▸ **TASK INSTRUCTIONS**: Reproduce the listing below in full and without alteration, apart from its pictures.

(Saved entries)
<<<<

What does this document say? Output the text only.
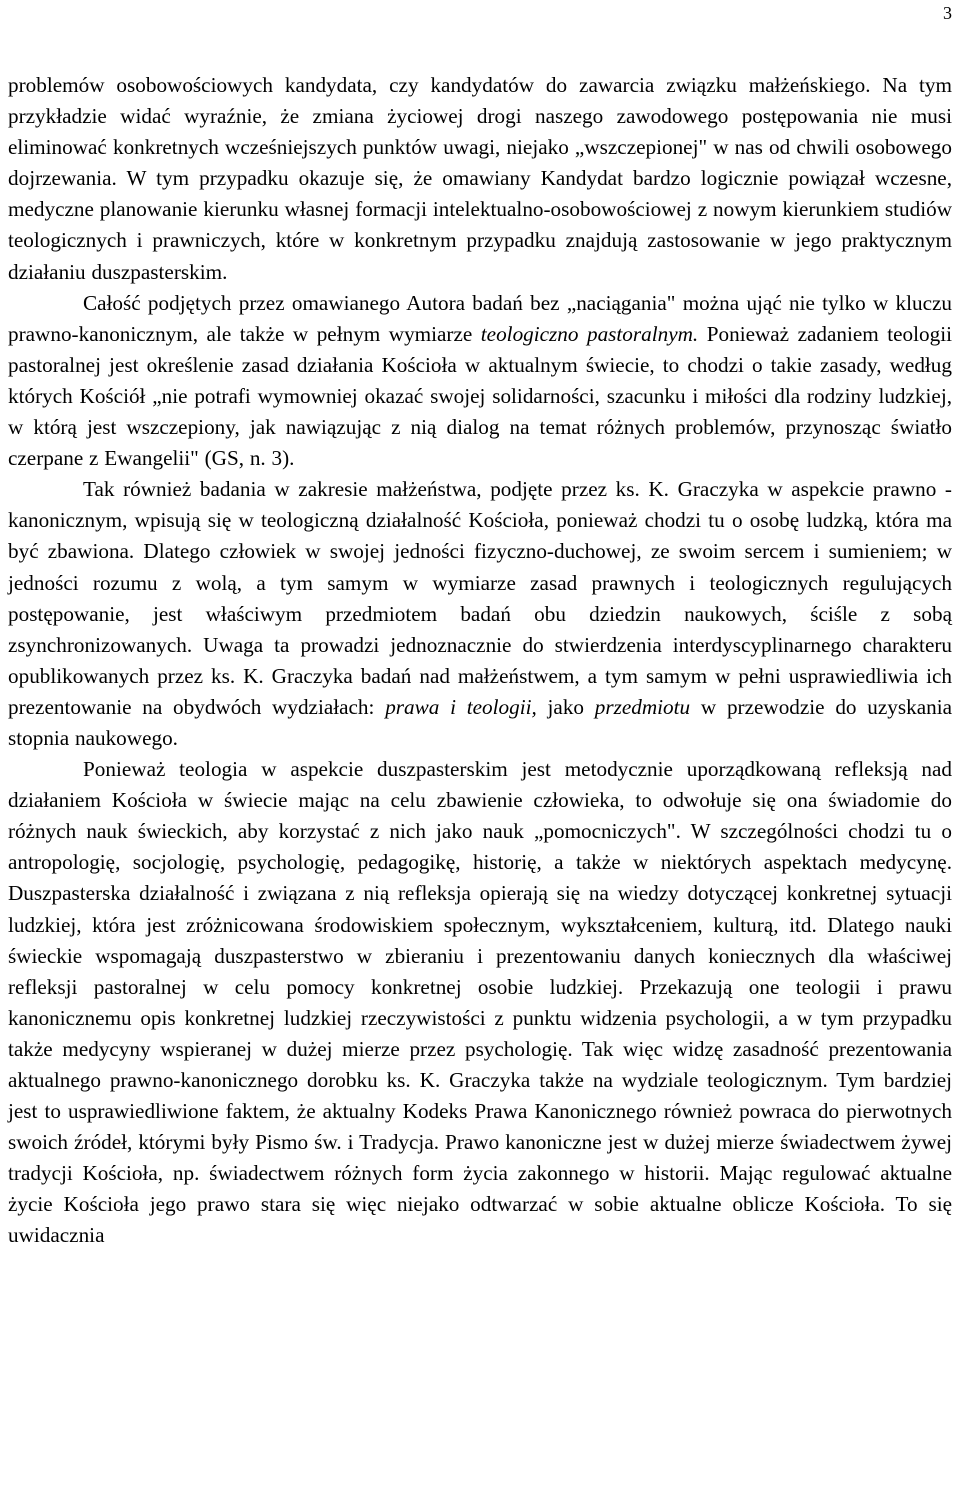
3

problemów osobowościowych kandydata, czy kandydatów do zawarcia związku małżeńskiego. Na tym przykładzie widać wyraźnie, że zmiana życiowej drogi naszego zawodowego postępowania nie musi eliminować konkretnych wcześniejszych punktów uwagi, niejako „wszczepionej" w nas od chwili osobowego dojrzewania. W tym przypadku okazuje się, że omawiany Kandydat bardzo logicznie powiązał wczesne, medyczne planowanie kierunku własnej formacji intelektualno-osobowościowej z nowym kierunkiem studiów teologicznych i prawniczych, które w konkretnym przypadku znajdują zastosowanie w jego praktycznym działaniu duszpasterskim.

Całość podjętych przez omawianego Autora badań bez „naciągania" można ująć nie tylko w kluczu prawno-kanonicznym, ale także w pełnym wymiarze teologiczno pastoralnym. Ponieważ zadaniem teologii pastoralnej jest określenie zasad działania Kościoła w aktualnym świecie, to chodzi o takie zasady, według których Kościół „nie potrafi wymowniej okazać swojej solidarności, szacunku i miłości dla rodziny ludzkiej, w którą jest wszczepiony, jak nawiązując z nią dialog na temat różnych problemów, przynosząc światło czerpane z Ewangelii" (GS, n. 3).

Tak również badania w zakresie małżeństwa, podjęte przez ks. K. Graczyka w aspekcie prawno - kanonicznym, wpisują się w teologiczną działalność Kościoła, ponieważ chodzi tu o osobę ludzką, która ma być zbawiona. Dlatego człowiek w swojej jedności fizyczno-duchowej, ze swoim sercem i sumieniem; w jedności rozumu z wolą, a tym samym w wymiarze zasad prawnych i teologicznych regulujących postępowanie, jest właściwym przedmiotem badań obu dziedzin naukowych, ściśle z sobą zsynchronizowanych. Uwaga ta prowadzi jednoznacznie do stwierdzenia interdyscyplinarnego charakteru opublikowanych przez ks. K. Graczyka badań nad małżeństwem, a tym samym w pełni usprawiedliwia ich prezentowanie na obydwóch wydziałach: prawa i teologii, jako przedmiotu w przewodzie do uzyskania stopnia naukowego.

Ponieważ teologia w aspekcie duszpasterskim jest metodycznie uporządkowaną refleksją nad działaniem Kościoła w świecie mając na celu zbawienie człowieka, to odwołuje się ona świadomie do różnych nauk świeckich, aby korzystać z nich jako nauk „pomocniczych". W szczególności chodzi tu o antropologię, socjologię, psychologię, pedagogikę, historię, a także w niektórych aspektach medycynę. Duszpasterska działalność i związana z nią refleksja opierają się na wiedzy dotyczącej konkretnej sytuacji ludzkiej, która jest zróżnicowana środowiskiem społecznym, wykształceniem, kulturą, itd. Dlatego nauki świeckie wspomagają duszpasterstwo w zbieraniu i prezentowaniu danych koniecznych dla właściwej refleksji pastoralnej w celu pomocy konkretnej osobie ludzkiej. Przekazują one teologii i prawu kanonicznemu opis konkretnej ludzkiej rzeczywistości z punktu widzenia psychologii, a w tym przypadku także medycyny wspieranej w dużej mierze przez psychologię. Tak więc widzę zasadność prezentowania aktualnego prawno-kanonicznego dorobku ks. K. Graczyka także na wydziale teologicznym. Tym bardziej jest to usprawiedliwione faktem, że aktualny Kodeks Prawa Kanonicznego również powraca do pierwotnych swoich źródeł, którymi były Pismo św. i Tradycja. Prawo kanoniczne jest w dużej mierze świadectwem żywej tradycji Kościoła, np. świadectwem różnych form życia zakonnego w historii. Mając regulować aktualne życie Kościoła jego prawo stara się więc niejako odtwarzać w sobie aktualne oblicze Kościoła. To się uwidacznia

>>>>

▸ **RESPONSE FOR THIS EXERCISE**:
What does this document say? Output the text only.
3

problemów osobowościowych kandydata, czy kandydatów do zawarcia związku małżeńskiego. Na tym przykładzie widać wyraźnie, że zmiana życiowej drogi naszego zawodowego postępowania nie musi eliminować konkretnych wcześniejszych punktów uwagi, niejako „wszczepionej" w nas od chwili osobowego dojrzewania. W tym przypadku okazuje się, że omawiany Kandydat bardzo logicznie powiązał wczesne, medyczne planowanie kierunku własnej formacji intelektualno-osobowościowej z nowym kierunkiem studiów teologicznych i prawniczych, które w konkretnym przypadku znajdują zastosowanie w jego praktycznym działaniu duszpasterskim.

Całość podjętych przez omawianego Autora badań bez „naciągania" można ująć nie tylko w kluczu prawno-kanonicznym, ale także w pełnym wymiarze teologiczno pastoralnym. Ponieważ zadaniem teologii pastoralnej jest określenie zasad działania Kościoła w aktualnym świecie, to chodzi o takie zasady, według których Kościół „nie potrafi wymowniej okazać swojej solidarności, szacunku i miłości dla rodziny ludzkiej, w którą jest wszczepiony, jak nawiązując z nią dialog na temat różnych problemów, przynosząc światło czerpane z Ewangelii" (GS, n. 3).

Tak również badania w zakresie małżeństwa, podjęte przez ks. K. Graczyka w aspekcie prawno - kanonicznym, wpisują się w teologiczną działalność Kościoła, ponieważ chodzi tu o osobę ludzką, która ma być zbawiona. Dlatego człowiek w swojej jedności fizyczno-duchowej, ze swoim sercem i sumieniem; w jedności rozumu z wolą, a tym samym w wymiarze zasad prawnych i teologicznych regulujących postępowanie, jest właściwym przedmiotem badań obu dziedzin naukowych, ściśle z sobą zsynchronizowanych. Uwaga ta prowadzi jednoznacznie do stwierdzenia interdyscyplinarnego charakteru opublikowanych przez ks. K. Graczyka badań nad małżeństwem, a tym samym w pełni usprawiedliwia ich prezentowanie na obydwóch wydziałach: prawa i teologii, jako przedmiotu w przewodzie do uzyskania stopnia naukowego.

Ponieważ teologia w aspekcie duszpasterskim jest metodycznie uporządkowaną refleksją nad działaniem Kościoła w świecie mając na celu zbawienie człowieka, to odwołuje się ona świadomie do różnych nauk świeckich, aby korzystać z nich jako nauk „pomocniczych". W szczególności chodzi tu o antropologię, socjologię, psychologię, pedagogikę, historię, a także w niektórych aspektach medycynę. Duszpasterska działalność i związana z nią refleksja opierają się na wiedzy dotyczącej konkretnej sytuacji ludzkiej, która jest zróżnicowana środowiskiem społecznym, wykształceniem, kulturą, itd. Dlatego nauki świeckie wspomagają duszpasterstwo w zbieraniu i prezentowaniu danych koniecznych dla właściwej refleksji pastoralnej w celu pomocy konkretnej osobie ludzkiej. Przekazują one teologii i prawu kanonicznemu opis konkretnej ludzkiej rzeczywistości z punktu widzenia psychologii, a w tym przypadku także medycyny wspieranej w dużej mierze przez psychologię. Tak więc widzę zasadność prezentowania aktualnego prawno-kanonicznego dorobku ks. K. Graczyka także na wydziale teologicznym. Tym bardziej jest to usprawiedliwione faktem, że aktualny Kodeks Prawa Kanonicznego również powraca do pierwotnych swoich źródeł, którymi były Pismo św. i Tradycja. Prawo kanoniczne jest w dużej mierze świadectwem żywej tradycji Kościoła, np. świadectwem różnych form życia zakonnego w historii. Mając regulować aktualne życie Kościoła jego prawo stara się więc niejako odtwarzać w sobie aktualne oblicze Kościoła. To się uwidacznia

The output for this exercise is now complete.